====== Data provided

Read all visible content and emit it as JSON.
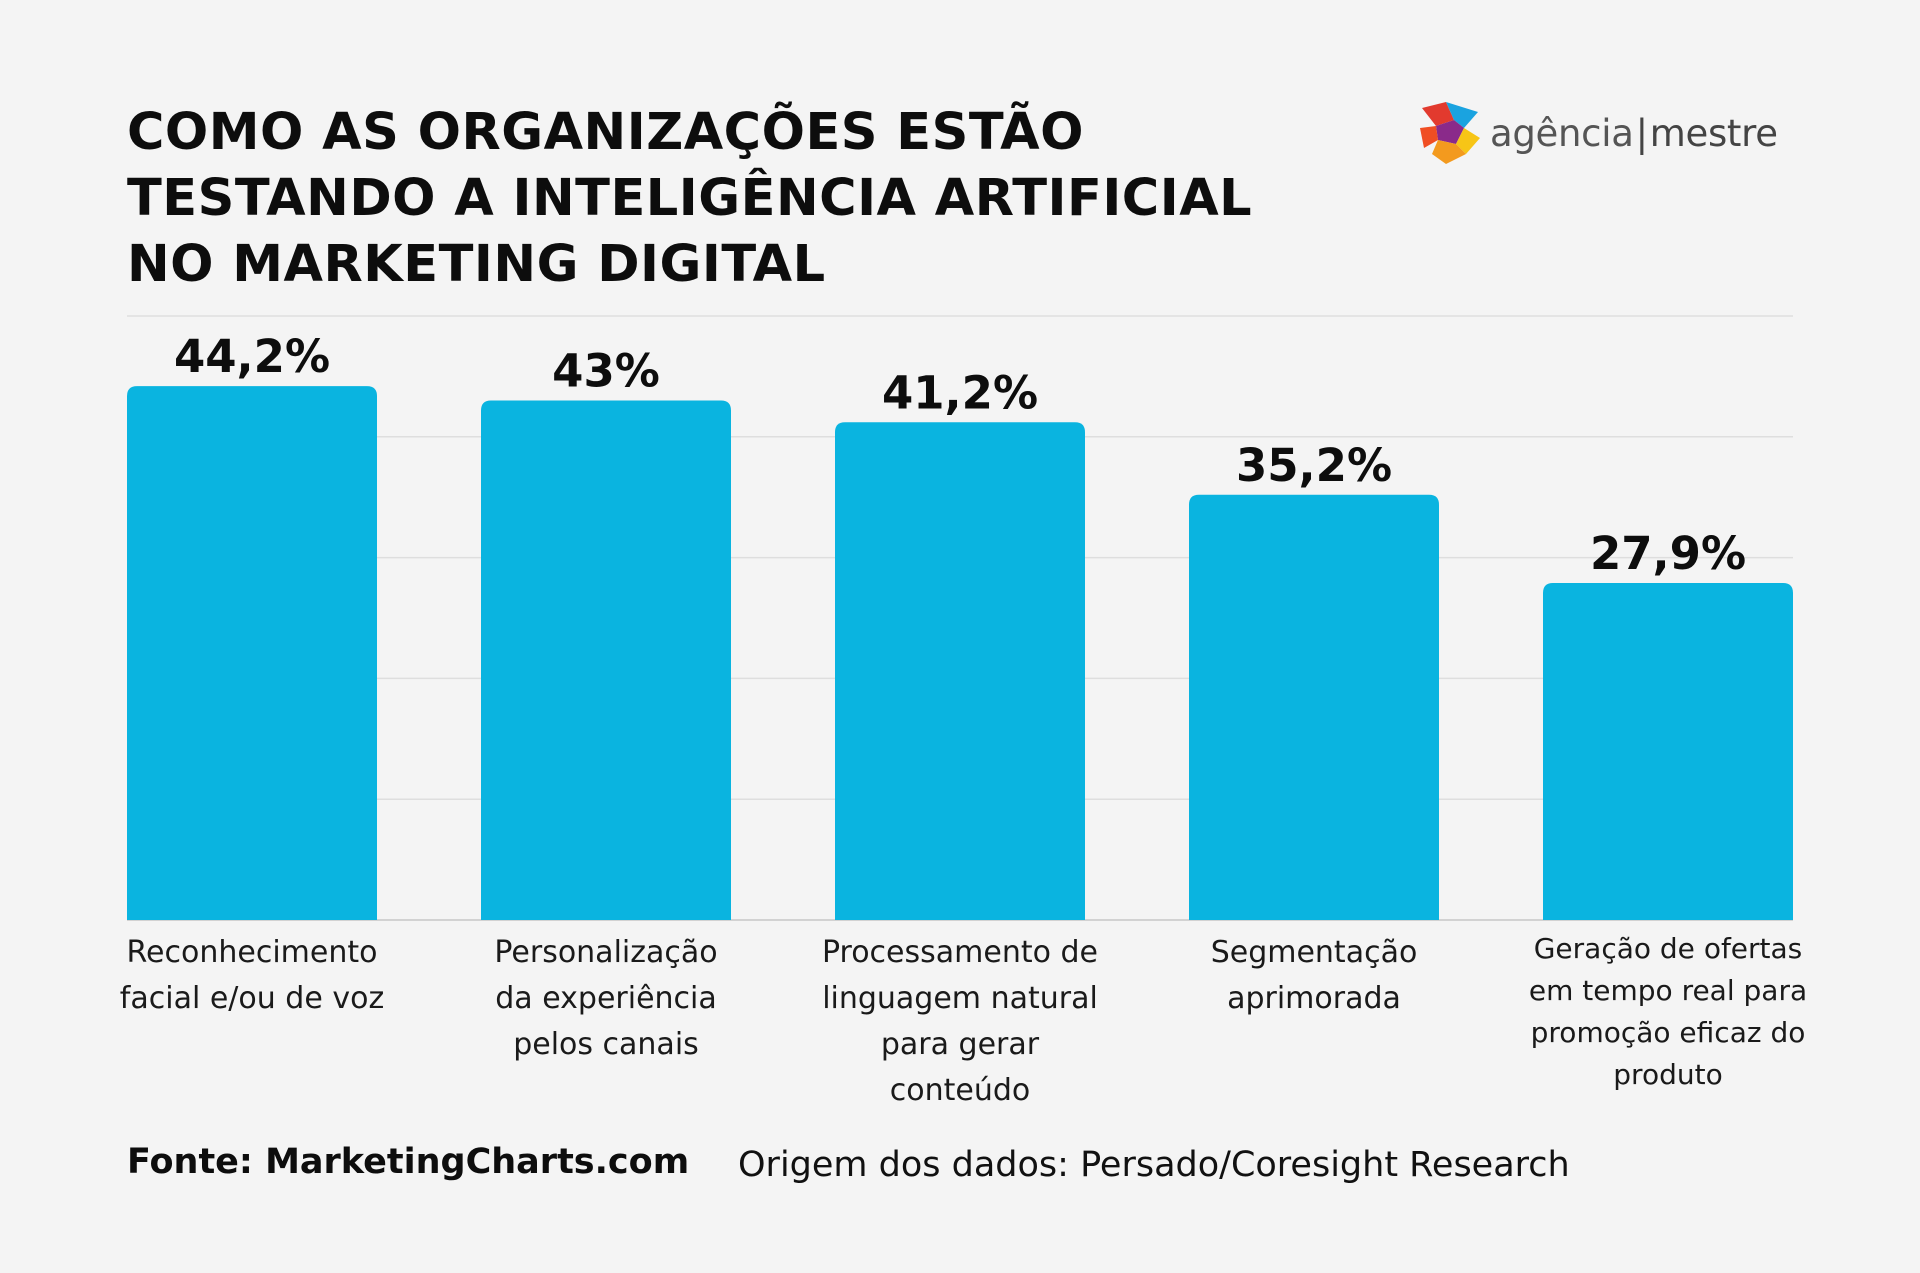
{
  "header": {
    "title_lines": [
      "COMO AS ORGANIZAÇÕES ESTÃO",
      "TESTANDO A INTELIGÊNCIA ARTIFICIAL",
      "NO MARKETING DIGITAL"
    ],
    "logo": {
      "icon": "star-burst-logo-icon",
      "word1": "agência",
      "separator": "|",
      "word2": "mestre"
    }
  },
  "chart_data": {
    "type": "bar",
    "title": "COMO AS ORGANIZAÇÕES ESTÃO TESTANDO A INTELIGÊNCIA ARTIFICIAL NO MARKETING DIGITAL",
    "xlabel": "",
    "ylabel": "",
    "ylim": [
      0,
      50
    ],
    "grid": true,
    "bar_color": "#0ab4e0",
    "categories": [
      [
        "Reconhecimento",
        "facial e/ou de voz"
      ],
      [
        "Personalização",
        "da experiência",
        "pelos canais"
      ],
      [
        "Processamento de",
        "linguagem natural",
        "para gerar",
        "conteúdo"
      ],
      [
        "Segmentação",
        "aprimorada"
      ],
      [
        "Geração de ofertas",
        "em tempo real para",
        "promoção eficaz do",
        "produto"
      ]
    ],
    "values": [
      44.2,
      43,
      41.2,
      35.2,
      27.9
    ],
    "value_labels": [
      "44,2%",
      "43%",
      "41,2%",
      "35,2%",
      "27,9%"
    ]
  },
  "footer": {
    "source": "Fonte: MarketingCharts.com",
    "origin": "Origem dos dados: Persado/Coresight Research"
  }
}
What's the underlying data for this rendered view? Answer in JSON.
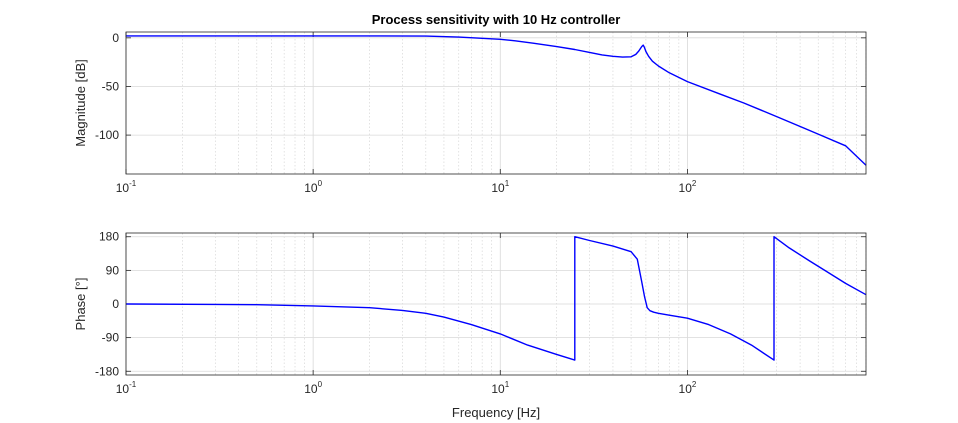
{
  "figure": {
    "title": "Process sensitivity with 10 Hz controller"
  },
  "chart_data": [
    {
      "type": "line",
      "title": "Process sensitivity with 10 Hz controller",
      "xlabel": "",
      "ylabel": "Magnitude [dB]",
      "xscale": "log",
      "xlim": [
        0.1,
        900
      ],
      "ylim": [
        -140,
        6
      ],
      "yticks": [
        0,
        -50,
        -100
      ],
      "ytick_labels": [
        "0",
        "-50",
        "-100"
      ],
      "xtick_labels": [
        {
          "base": "10",
          "exp": "-1"
        },
        {
          "base": "10",
          "exp": "0"
        },
        {
          "base": "10",
          "exp": "1"
        },
        {
          "base": "10",
          "exp": "2"
        }
      ],
      "grid": true,
      "series": [
        {
          "color": "#0000ff",
          "x": [
            0.1,
            0.5,
            1,
            2,
            4,
            6,
            8,
            10,
            12,
            15,
            20,
            25,
            30,
            35,
            40,
            45,
            50,
            53,
            55,
            57,
            58,
            59,
            60,
            62,
            65,
            70,
            80,
            100,
            150,
            200,
            300,
            500,
            700,
            900
          ],
          "y": [
            2,
            2,
            2,
            2,
            1.8,
            0.8,
            -0.5,
            -1.5,
            -3,
            -5.5,
            -9,
            -12,
            -15,
            -17.5,
            -19,
            -19.8,
            -19.5,
            -17,
            -13.5,
            -9,
            -7.5,
            -10,
            -14,
            -19,
            -24,
            -29,
            -36,
            -45,
            -58,
            -67,
            -81,
            -99,
            -111,
            -131
          ]
        }
      ]
    },
    {
      "type": "line",
      "title": "",
      "xlabel": "Frequency [Hz]",
      "ylabel": "Phase [°]",
      "xscale": "log",
      "xlim": [
        0.1,
        900
      ],
      "ylim": [
        -190,
        190
      ],
      "yticks": [
        180,
        90,
        0,
        -90,
        -180
      ],
      "ytick_labels": [
        "180",
        "90",
        "0",
        "-90",
        "-180"
      ],
      "xtick_labels": [
        {
          "base": "10",
          "exp": "-1"
        },
        {
          "base": "10",
          "exp": "0"
        },
        {
          "base": "10",
          "exp": "1"
        },
        {
          "base": "10",
          "exp": "2"
        }
      ],
      "grid": true,
      "series": [
        {
          "color": "#0000ff",
          "x": [
            0.1,
            0.3,
            0.5,
            1,
            2,
            3,
            4,
            5,
            7,
            10,
            14,
            20,
            25,
            25,
            30,
            40,
            50,
            54,
            57,
            59,
            61,
            63,
            66,
            70,
            80,
            100,
            130,
            170,
            220,
            290,
            290,
            350,
            450,
            550,
            700,
            900
          ],
          "y": [
            0,
            -1,
            -2,
            -5,
            -10,
            -17,
            -25,
            -35,
            -55,
            -80,
            -110,
            -135,
            -150,
            180,
            170,
            155,
            140,
            120,
            60,
            20,
            -10,
            -18,
            -22,
            -25,
            -30,
            -38,
            -55,
            -80,
            -110,
            -150,
            180,
            150,
            115,
            88,
            55,
            25
          ]
        }
      ]
    }
  ]
}
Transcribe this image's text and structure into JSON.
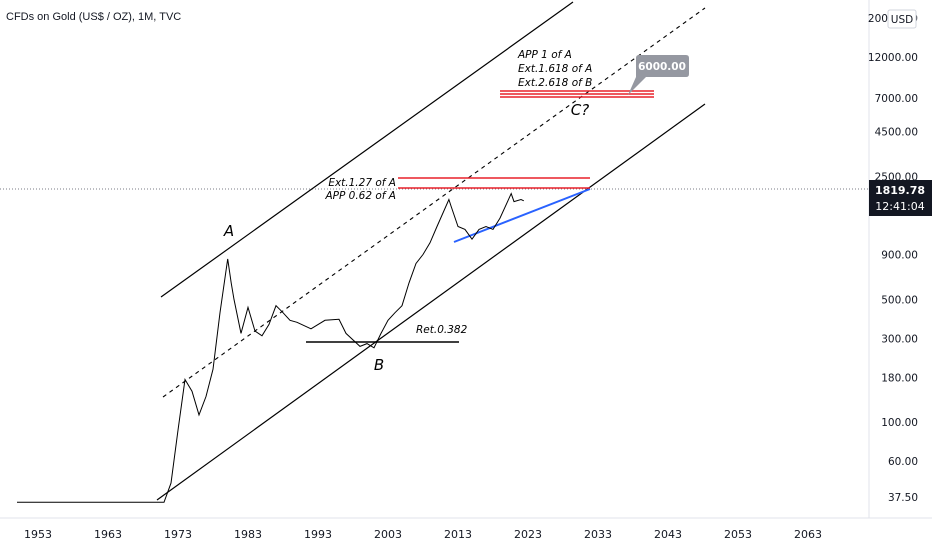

============

Repeat the listing above exactly, with no pictures.

Read all visible content and emit it as JSON.
{
  "header": {
    "title_lines": [
      "COMO AS ORGANIZAÇÕES ESTÃO",
      "TESTANDO A INTELIGÊNCIA ARTIFICIAL",
      "NO MARKETING DIGITAL"
    ],
    "logo": {
      "icon": "star-burst-logo-icon",
      "word1": "agência",
      "separator": "|",
      "word2": "mestre"
    }
  },
  "chart_data": {
    "type": "bar",
    "title": "COMO AS ORGANIZAÇÕES ESTÃO TESTANDO A INTELIGÊNCIA ARTIFICIAL NO MARKETING DIGITAL",
    "xlabel": "",
    "ylabel": "",
    "ylim": [
      0,
      50
    ],
    "grid": true,
    "bar_color": "#0ab4e0",
    "categories": [
      [
        "Reconhecimento",
        "facial e/ou de voz"
      ],
      [
        "Personalização",
        "da experiência",
        "pelos canais"
      ],
      [
        "Processamento de",
        "linguagem natural",
        "para gerar",
        "conteúdo"
      ],
      [
        "Segmentação",
        "aprimorada"
      ],
      [
        "Geração de ofertas",
        "em tempo real para",
        "promoção eficaz do",
        "produto"
      ]
    ],
    "values": [
      44.2,
      43,
      41.2,
      35.2,
      27.9
    ],
    "value_labels": [
      "44,2%",
      "43%",
      "41,2%",
      "35,2%",
      "27,9%"
    ]
  },
  "footer": {
    "source": "Fonte: MarketingCharts.com",
    "origin": "Origem dos dados: Persado/Coresight Research"
  }
}
What's the underlying data for this rendered view? Answer in JSON.
{
  "figure": {
    "title": "Process sensitivity with 10 Hz controller"
  },
  "chart_data": [
    {
      "type": "line",
      "title": "Process sensitivity with 10 Hz controller",
      "xlabel": "",
      "ylabel": "Magnitude [dB]",
      "xscale": "log",
      "xlim": [
        0.1,
        900
      ],
      "ylim": [
        -140,
        6
      ],
      "yticks": [
        0,
        -50,
        -100
      ],
      "ytick_labels": [
        "0",
        "-50",
        "-100"
      ],
      "xtick_labels": [
        {
          "base": "10",
          "exp": "-1"
        },
        {
          "base": "10",
          "exp": "0"
        },
        {
          "base": "10",
          "exp": "1"
        },
        {
          "base": "10",
          "exp": "2"
        }
      ],
      "grid": true,
      "series": [
        {
          "color": "#0000ff",
          "x": [
            0.1,
            0.5,
            1,
            2,
            4,
            6,
            8,
            10,
            12,
            15,
            20,
            25,
            30,
            35,
            40,
            45,
            50,
            53,
            55,
            57,
            58,
            59,
            60,
            62,
            65,
            70,
            80,
            100,
            150,
            200,
            300,
            500,
            700,
            900
          ],
          "y": [
            2,
            2,
            2,
            2,
            1.8,
            0.8,
            -0.5,
            -1.5,
            -3,
            -5.5,
            -9,
            -12,
            -15,
            -17.5,
            -19,
            -19.8,
            -19.5,
            -17,
            -13.5,
            -9,
            -7.5,
            -10,
            -14,
            -19,
            -24,
            -29,
            -36,
            -45,
            -58,
            -67,
            -81,
            -99,
            -111,
            -131
          ]
        }
      ]
    },
    {
      "type": "line",
      "title": "",
      "xlabel": "Frequency [Hz]",
      "ylabel": "Phase [°]",
      "xscale": "log",
      "xlim": [
        0.1,
        900
      ],
      "ylim": [
        -190,
        190
      ],
      "yticks": [
        180,
        90,
        0,
        -90,
        -180
      ],
      "ytick_labels": [
        "180",
        "90",
        "0",
        "-90",
        "-180"
      ],
      "xtick_labels": [
        {
          "base": "10",
          "exp": "-1"
        },
        {
          "base": "10",
          "exp": "0"
        },
        {
          "base": "10",
          "exp": "1"
        },
        {
          "base": "10",
          "exp": "2"
        }
      ],
      "grid": true,
      "series": [
        {
          "color": "#0000ff",
          "x": [
            0.1,
            0.3,
            0.5,
            1,
            2,
            3,
            4,
            5,
            7,
            10,
            14,
            20,
            25,
            25,
            30,
            40,
            50,
            54,
            57,
            59,
            61,
            63,
            66,
            70,
            80,
            100,
            130,
            170,
            220,
            290,
            290,
            350,
            450,
            550,
            700,
            900
          ],
          "y": [
            0,
            -1,
            -2,
            -5,
            -10,
            -17,
            -25,
            -35,
            -55,
            -80,
            -110,
            -135,
            -150,
            180,
            170,
            155,
            140,
            120,
            60,
            20,
            -10,
            -18,
            -22,
            -25,
            -30,
            -38,
            -55,
            -80,
            -110,
            -150,
            180,
            150,
            115,
            88,
            55,
            25
          ]
        }
      ]
    }
  ]
}
Transcribe this image's text and structure into JSON.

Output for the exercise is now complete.